> [Stated task]: Write the records out again, precisely as they stand.

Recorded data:
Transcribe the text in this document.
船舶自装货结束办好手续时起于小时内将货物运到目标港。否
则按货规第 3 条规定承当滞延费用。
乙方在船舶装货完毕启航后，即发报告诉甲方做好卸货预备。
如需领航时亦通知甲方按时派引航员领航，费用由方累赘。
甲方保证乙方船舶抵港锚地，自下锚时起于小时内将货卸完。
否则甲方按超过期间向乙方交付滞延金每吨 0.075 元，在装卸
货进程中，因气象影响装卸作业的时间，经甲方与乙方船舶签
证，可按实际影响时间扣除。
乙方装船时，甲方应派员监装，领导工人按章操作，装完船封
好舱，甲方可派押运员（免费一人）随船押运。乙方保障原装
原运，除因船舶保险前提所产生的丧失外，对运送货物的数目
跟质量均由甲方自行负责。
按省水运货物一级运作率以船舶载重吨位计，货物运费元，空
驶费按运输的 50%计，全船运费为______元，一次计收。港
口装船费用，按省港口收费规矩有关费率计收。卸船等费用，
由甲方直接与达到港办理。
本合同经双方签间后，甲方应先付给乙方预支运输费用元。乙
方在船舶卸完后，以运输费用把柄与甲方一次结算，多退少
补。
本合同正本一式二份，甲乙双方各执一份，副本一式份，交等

> [Worked solution]:
Transcribe the text in this document.
船舶自装货结束办好手续时起于小时内将货物运到目标港。否
则按货规第 3 条规定承当滞延费用。
乙方在船舶装货完毕启航后，即发报告诉甲方做好卸货预备。
如需领航时亦通知甲方按时派引航员领航，费用由方累赘。
甲方保证乙方船舶抵港锚地，自下锚时起于小时内将货卸完。
否则甲方按超过期间向乙方交付滞延金每吨 0.075 元，在装卸
货进程中，因气象影响装卸作业的时间，经甲方与乙方船舶签
证，可按实际影响时间扣除。
乙方装船时，甲方应派员监装，领导工人按章操作，装完船封
好舱，甲方可派押运员（免费一人）随船押运。乙方保障原装
原运，除因船舶保险前提所产生的丧失外，对运送货物的数目
跟质量均由甲方自行负责。
按省水运货物一级运作率以船舶载重吨位计，货物运费元，空
驶费按运输的 50%计，全船运费为______元，一次计收。港
口装船费用，按省港口收费规矩有关费率计收。卸船等费用，
由甲方直接与达到港办理。
本合同经双方签间后，甲方应先付给乙方预支运输费用元。乙
方在船舶卸完后，以运输费用把柄与甲方一次结算，多退少
补。
本合同正本一式二份，甲乙双方各执一份，副本一式份，交等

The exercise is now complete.